-- begin Supplied information --
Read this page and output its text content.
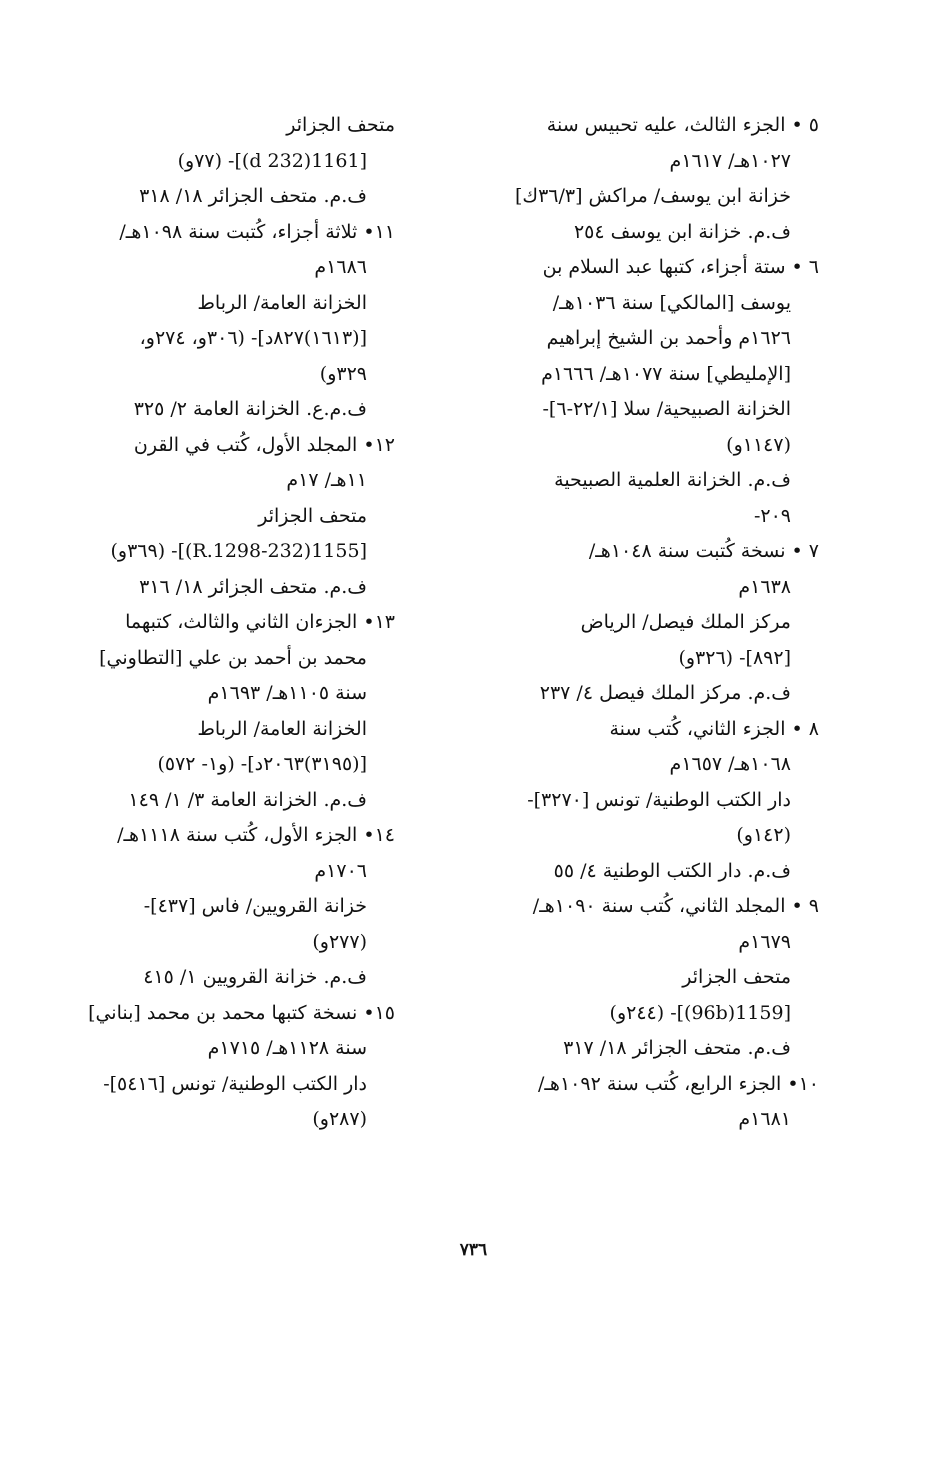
٥ • الجزء الثالث، عليه تحبيس سنة
١٠٢٧هـ/ ١٦١٧م
خزانة ابن يوسف/ مراكش [٣٦/٣ك]
ف.م. خزانة ابن يوسف ٢٥٤
٦ • ستة أجزاء، كتبها عبد السلام بن
يوسف [المالكي] سنة ١٠٣٦هـ/
١٦٢٦م وأحمد بن الشيخ إبراهيم
[الإمليطي] سنة ١٠٧٧هـ/ ١٦٦٦م
الخزانة الصبيحية/ سلا [٢٢/١-٦]-
(١١٤٧و)
ف.م. الخزانة العلمية الصبيحية
٢٠٩-
٧ • نسخة كُتبت سنة ١٠٤٨هـ/
١٦٣٨م
مركز الملك فيصل/ الرياض
[٨٩٢]- (٣٢٦و)
ف.م. مركز الملك فيصل ٤/ ٢٣٧
٨ • الجزء الثاني، كُتب سنة
١٠٦٨هـ/ ١٦٥٧م
دار الكتب الوطنية/ تونس [٣٢٧٠]-
(١٤٢و)
ف.م. دار الكتب الوطنية ٤/ ٥٥
٩ • المجلد الثاني، كُتب سنة ١٠٩٠هـ/
١٦٧٩م
متحف الجزائر
[1159(96b)]- (٢٤٤و)
ف.م. متحف الجزائر ١٨/ ٣١٧
١٠• الجزء الرابع، كُتب سنة ١٠٩٢هـ/
١٦٨١م
متحف الجزائر
[1161(232 d)]- (٧٧و)
ف.م. متحف الجزائر ١٨/ ٣١٨
١١• ثلاثة أجزاء، كُتبت سنة ١٠٩٨هـ/
١٦٨٦م
الخزانة العامة/ الرباط
[(١٦١٣)٨٢٧د]- (٣٠٦و، ٢٧٤و،
٣٢٩و)
ف.م.ع. الخزانة العامة ٢/ ٣٢٥
١٢• المجلد الأول، كُتب في القرن
١١هـ/ ١٧م
متحف الجزائر
[1155(232-R.1298)]- (٣٦٩و)
ف.م. متحف الجزائر ١٨/ ٣١٦
١٣• الجزءان الثاني والثالث، كتبهما
محمد بن أحمد بن علي [التطاوني]
سنة ١١٠٥هـ/ ١٦٩٣م
الخزانة العامة/ الرباط
[(٣١٩٥)٢٠٦٣د]- (و١- ٥٧٢)
ف.م. الخزانة العامة ٣/ ١/ ١٤٩
١٤• الجزء الأول، كُتب سنة ١١١٨هـ/
١٧٠٦م
خزانة القرويين/ فاس [٤٣٧]-
(٢٧٧و)
ف.م. خزانة القرويين ١/ ٤١٥
١٥• نسخة كتبها محمد بن محمد [بناني]
سنة ١١٢٨هـ/ ١٧١٥م
دار الكتب الوطنية/ تونس [٥٤١٦]-
(٢٨٧و)
٧٣٦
-- end Supplied information --
**Written exercise**:
State how many lines of the listing above hold the word "الوطنية", with nothing but the number.

**Response**:
3